Written instruction: Please rewrite the entries below, changing each "nav-label" to "sidebar-label" and leaving everything else as it is.

(Element and coordinate entries)
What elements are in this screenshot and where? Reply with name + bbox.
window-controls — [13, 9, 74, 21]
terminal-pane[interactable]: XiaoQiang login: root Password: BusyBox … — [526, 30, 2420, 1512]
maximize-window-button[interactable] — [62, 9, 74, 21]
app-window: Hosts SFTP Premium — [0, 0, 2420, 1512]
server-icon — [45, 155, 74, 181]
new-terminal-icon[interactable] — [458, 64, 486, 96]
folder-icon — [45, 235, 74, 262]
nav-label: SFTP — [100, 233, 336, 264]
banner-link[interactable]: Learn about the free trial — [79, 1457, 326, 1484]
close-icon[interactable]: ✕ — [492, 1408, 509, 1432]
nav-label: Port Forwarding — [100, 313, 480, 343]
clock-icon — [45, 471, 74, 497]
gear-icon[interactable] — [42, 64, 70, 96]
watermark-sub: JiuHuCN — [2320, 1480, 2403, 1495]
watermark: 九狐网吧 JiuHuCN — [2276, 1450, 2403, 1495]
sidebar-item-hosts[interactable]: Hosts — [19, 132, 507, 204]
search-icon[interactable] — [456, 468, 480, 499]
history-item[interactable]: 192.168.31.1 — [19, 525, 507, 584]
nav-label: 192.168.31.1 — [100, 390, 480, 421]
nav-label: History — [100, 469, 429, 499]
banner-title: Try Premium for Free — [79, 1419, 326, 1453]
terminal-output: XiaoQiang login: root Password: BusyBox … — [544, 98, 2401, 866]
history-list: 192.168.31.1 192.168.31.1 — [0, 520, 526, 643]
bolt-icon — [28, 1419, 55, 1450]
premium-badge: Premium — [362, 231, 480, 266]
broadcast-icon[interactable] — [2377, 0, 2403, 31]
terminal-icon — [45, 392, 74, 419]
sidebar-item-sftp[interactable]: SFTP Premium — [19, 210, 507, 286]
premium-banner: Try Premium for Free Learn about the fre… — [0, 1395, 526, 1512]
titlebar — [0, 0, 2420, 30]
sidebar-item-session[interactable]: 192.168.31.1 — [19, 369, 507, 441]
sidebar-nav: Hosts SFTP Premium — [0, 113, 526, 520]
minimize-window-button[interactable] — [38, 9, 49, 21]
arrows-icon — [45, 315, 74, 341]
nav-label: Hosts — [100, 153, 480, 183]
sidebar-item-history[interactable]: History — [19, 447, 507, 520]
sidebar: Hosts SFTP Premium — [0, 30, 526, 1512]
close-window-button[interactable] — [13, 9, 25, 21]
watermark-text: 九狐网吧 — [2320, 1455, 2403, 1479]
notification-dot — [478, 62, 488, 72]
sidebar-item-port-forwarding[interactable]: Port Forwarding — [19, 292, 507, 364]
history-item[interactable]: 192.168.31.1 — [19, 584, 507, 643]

The solution:
What elements are in this screenshot and where? Reply with name + bbox.
window-controls — [13, 9, 74, 21]
terminal-pane[interactable]: XiaoQiang login: root Password: BusyBox … — [526, 30, 2420, 1512]
maximize-window-button[interactable] — [62, 9, 74, 21]
app-window: Hosts SFTP Premium — [0, 0, 2420, 1512]
server-icon — [45, 155, 74, 181]
new-terminal-icon[interactable] — [458, 64, 486, 96]
folder-icon — [45, 235, 74, 262]
sidebar-label: SFTP — [100, 233, 336, 264]
banner-link[interactable]: Learn about the free trial — [79, 1457, 326, 1484]
close-icon[interactable]: ✕ — [492, 1408, 509, 1432]
sidebar-label: Port Forwarding — [100, 313, 480, 343]
clock-icon — [45, 471, 74, 497]
gear-icon[interactable] — [42, 64, 70, 96]
watermark-sub: JiuHuCN — [2320, 1480, 2403, 1495]
watermark: 九狐网吧 JiuHuCN — [2276, 1450, 2403, 1495]
sidebar-item-hosts[interactable]: Hosts — [19, 132, 507, 204]
search-icon[interactable] — [456, 468, 480, 499]
history-item[interactable]: 192.168.31.1 — [19, 525, 507, 584]
sidebar-label: 192.168.31.1 — [100, 390, 480, 421]
sidebar-label: History — [100, 469, 429, 499]
banner-title: Try Premium for Free — [79, 1419, 326, 1453]
terminal-output: XiaoQiang login: root Password: BusyBox … — [544, 98, 2401, 866]
history-list: 192.168.31.1 192.168.31.1 — [0, 520, 526, 643]
bolt-icon — [28, 1419, 55, 1450]
premium-badge: Premium — [362, 231, 480, 266]
broadcast-icon[interactable] — [2377, 0, 2403, 31]
terminal-icon — [45, 392, 74, 419]
sidebar-item-sftp[interactable]: SFTP Premium — [19, 210, 507, 286]
premium-banner: Try Premium for Free Learn about the fre… — [0, 1395, 526, 1512]
titlebar — [0, 0, 2420, 30]
sidebar-item-session[interactable]: 192.168.31.1 — [19, 369, 507, 441]
sidebar-nav: Hosts SFTP Premium — [0, 113, 526, 520]
minimize-window-button[interactable] — [38, 9, 49, 21]
arrows-icon — [45, 315, 74, 341]
sidebar-label: Hosts — [100, 153, 480, 183]
sidebar-item-history[interactable]: History — [19, 447, 507, 520]
sidebar: Hosts SFTP Premium — [0, 30, 526, 1512]
close-window-button[interactable] — [13, 9, 25, 21]
watermark-text: 九狐网吧 — [2320, 1455, 2403, 1479]
notification-dot — [478, 62, 488, 72]
sidebar-item-port-forwarding[interactable]: Port Forwarding — [19, 292, 507, 364]
history-item[interactable]: 192.168.31.1 — [19, 584, 507, 643]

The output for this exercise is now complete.